GIVEN REQUEST:
Exactly as they appear, output all of the entries.

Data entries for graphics
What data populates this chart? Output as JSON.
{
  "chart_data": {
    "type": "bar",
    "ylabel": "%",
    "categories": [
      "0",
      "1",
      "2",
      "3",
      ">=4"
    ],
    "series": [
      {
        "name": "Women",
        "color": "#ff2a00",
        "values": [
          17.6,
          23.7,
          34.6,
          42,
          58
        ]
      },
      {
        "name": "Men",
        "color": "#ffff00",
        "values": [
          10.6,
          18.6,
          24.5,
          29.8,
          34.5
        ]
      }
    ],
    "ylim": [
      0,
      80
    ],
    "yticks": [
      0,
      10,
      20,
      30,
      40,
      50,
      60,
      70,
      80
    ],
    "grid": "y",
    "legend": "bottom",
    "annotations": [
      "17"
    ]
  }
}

TASK OUTPUT:
What data populates this chart? Output as JSON.
{
  "chart_data": {
    "type": "bar",
    "ylabel": "%",
    "categories": [
      "0",
      "1",
      "2",
      "3",
      ">=4"
    ],
    "series": [
      {
        "name": "Women",
        "color": "#ff2a00",
        "values": [
          17.6,
          23.7,
          34.6,
          42,
          58
        ]
      },
      {
        "name": "Men",
        "color": "#ffff00",
        "values": [
          10.6,
          18.6,
          24.5,
          29.8,
          34.5
        ]
      }
    ],
    "ylim": [
      0,
      80
    ],
    "yticks": [
      0,
      10,
      20,
      30,
      40,
      50,
      60,
      70,
      80
    ],
    "grid": "y",
    "legend": "bottom",
    "annotations": [
      "17"
    ]
  }
}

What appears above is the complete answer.